— Start —
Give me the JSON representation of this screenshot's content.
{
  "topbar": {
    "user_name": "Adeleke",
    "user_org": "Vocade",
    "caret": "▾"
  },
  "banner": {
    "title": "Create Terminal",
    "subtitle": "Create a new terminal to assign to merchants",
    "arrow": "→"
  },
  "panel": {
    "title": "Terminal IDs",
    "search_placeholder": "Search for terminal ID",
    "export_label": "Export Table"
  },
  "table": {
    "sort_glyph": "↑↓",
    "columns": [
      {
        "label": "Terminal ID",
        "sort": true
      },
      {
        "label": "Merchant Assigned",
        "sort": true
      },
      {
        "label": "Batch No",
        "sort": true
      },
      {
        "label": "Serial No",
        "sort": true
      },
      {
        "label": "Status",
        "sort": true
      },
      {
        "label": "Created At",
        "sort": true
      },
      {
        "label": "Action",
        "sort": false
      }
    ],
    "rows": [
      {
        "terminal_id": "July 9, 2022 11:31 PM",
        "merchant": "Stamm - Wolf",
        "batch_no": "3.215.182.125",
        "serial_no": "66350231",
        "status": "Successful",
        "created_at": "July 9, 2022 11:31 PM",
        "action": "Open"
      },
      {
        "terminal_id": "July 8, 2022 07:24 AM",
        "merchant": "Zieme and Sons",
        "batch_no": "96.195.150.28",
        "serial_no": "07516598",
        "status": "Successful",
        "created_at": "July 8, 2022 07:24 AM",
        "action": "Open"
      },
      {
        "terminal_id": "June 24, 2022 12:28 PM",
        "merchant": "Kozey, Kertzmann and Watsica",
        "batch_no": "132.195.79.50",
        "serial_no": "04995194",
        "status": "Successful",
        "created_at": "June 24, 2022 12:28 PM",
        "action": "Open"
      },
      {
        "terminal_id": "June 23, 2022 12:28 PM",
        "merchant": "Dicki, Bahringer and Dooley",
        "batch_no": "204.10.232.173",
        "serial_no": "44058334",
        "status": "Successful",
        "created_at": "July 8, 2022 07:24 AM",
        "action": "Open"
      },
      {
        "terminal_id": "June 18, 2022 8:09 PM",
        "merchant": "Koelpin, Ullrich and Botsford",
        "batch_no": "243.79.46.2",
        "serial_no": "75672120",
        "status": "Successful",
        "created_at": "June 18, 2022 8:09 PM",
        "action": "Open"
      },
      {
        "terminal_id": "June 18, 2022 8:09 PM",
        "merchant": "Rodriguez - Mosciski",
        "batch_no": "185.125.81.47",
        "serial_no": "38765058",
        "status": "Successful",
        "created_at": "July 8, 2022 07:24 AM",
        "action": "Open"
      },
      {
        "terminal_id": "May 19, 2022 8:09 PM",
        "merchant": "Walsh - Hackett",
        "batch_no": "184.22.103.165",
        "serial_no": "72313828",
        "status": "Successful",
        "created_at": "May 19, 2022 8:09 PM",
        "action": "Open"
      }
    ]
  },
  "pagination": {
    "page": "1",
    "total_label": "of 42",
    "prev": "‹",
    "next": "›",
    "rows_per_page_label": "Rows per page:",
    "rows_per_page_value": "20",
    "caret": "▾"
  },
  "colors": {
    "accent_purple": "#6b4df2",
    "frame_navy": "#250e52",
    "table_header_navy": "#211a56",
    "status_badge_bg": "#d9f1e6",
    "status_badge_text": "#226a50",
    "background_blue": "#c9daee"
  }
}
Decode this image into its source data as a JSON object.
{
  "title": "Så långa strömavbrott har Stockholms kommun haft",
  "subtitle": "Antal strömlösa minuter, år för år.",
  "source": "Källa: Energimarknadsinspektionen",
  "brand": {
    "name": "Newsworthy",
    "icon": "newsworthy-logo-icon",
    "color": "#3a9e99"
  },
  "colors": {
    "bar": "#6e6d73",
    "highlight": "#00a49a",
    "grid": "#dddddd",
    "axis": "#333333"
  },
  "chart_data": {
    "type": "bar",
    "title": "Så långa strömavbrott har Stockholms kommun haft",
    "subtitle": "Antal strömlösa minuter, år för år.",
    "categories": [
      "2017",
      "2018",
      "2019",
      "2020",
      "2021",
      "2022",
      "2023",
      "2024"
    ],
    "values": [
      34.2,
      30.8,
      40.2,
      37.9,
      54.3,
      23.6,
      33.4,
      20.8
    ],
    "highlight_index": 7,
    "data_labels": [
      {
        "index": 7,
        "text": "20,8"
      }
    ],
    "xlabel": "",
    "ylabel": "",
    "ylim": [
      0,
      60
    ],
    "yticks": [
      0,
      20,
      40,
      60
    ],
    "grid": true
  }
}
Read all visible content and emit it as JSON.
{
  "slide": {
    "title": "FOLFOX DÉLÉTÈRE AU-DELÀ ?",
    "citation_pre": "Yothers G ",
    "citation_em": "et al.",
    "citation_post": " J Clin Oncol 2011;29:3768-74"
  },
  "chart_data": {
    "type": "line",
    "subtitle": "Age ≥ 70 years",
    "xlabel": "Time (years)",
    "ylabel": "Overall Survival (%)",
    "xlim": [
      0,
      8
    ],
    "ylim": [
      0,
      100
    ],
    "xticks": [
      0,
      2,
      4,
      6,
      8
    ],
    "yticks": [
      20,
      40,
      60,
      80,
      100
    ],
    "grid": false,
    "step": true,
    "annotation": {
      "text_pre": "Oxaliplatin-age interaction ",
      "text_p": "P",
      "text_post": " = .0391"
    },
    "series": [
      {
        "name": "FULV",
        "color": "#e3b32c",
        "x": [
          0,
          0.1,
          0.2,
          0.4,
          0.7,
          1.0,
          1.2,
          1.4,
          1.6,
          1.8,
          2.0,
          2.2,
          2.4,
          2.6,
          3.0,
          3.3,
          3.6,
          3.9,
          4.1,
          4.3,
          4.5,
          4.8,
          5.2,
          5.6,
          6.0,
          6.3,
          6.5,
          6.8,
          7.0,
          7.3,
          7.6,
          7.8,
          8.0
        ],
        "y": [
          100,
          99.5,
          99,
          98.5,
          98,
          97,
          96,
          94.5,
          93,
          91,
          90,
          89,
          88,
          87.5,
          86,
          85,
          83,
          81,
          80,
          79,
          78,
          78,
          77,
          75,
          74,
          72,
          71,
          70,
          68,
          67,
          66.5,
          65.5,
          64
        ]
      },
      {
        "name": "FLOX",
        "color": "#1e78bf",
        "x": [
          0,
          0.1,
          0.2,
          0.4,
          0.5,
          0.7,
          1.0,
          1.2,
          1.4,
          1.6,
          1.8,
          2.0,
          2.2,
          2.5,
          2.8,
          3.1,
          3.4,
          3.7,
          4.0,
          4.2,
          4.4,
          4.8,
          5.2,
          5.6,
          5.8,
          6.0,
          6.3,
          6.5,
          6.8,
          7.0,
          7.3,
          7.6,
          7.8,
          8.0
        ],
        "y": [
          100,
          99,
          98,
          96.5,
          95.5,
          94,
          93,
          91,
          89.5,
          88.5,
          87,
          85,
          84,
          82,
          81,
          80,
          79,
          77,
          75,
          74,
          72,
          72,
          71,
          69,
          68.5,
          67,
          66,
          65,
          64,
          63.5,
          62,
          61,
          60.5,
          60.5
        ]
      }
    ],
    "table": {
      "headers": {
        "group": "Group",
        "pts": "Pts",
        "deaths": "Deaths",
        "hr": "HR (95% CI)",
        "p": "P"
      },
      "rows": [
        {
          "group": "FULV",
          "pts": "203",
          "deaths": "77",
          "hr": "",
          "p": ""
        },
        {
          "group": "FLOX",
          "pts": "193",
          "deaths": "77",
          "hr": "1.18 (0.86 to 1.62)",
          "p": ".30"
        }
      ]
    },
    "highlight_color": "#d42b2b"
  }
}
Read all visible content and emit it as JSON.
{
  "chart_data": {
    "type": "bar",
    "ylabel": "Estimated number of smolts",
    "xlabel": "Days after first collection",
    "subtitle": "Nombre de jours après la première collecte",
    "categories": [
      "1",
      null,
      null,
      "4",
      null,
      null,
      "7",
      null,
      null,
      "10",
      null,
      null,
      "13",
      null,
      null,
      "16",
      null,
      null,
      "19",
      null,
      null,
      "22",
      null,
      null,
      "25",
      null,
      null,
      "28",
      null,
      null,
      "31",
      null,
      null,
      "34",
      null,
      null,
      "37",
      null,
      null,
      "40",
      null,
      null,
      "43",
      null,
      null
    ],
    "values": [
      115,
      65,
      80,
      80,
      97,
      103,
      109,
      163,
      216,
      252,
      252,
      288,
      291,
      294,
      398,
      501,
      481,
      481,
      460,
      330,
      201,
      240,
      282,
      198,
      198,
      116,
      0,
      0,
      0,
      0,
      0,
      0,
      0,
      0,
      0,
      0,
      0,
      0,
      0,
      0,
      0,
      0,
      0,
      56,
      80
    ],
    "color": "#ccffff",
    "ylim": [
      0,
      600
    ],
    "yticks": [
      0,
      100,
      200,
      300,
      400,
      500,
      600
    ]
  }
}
— End —
Directions
Find the string "JSON" in the listing and return every line that holds it.

Task response
Give me the JSON representation of this screenshot's content.
Decode this image into its source data as a JSON object.
Read all visible content and emit it as JSON.
Read all visible content and emit it as JSON.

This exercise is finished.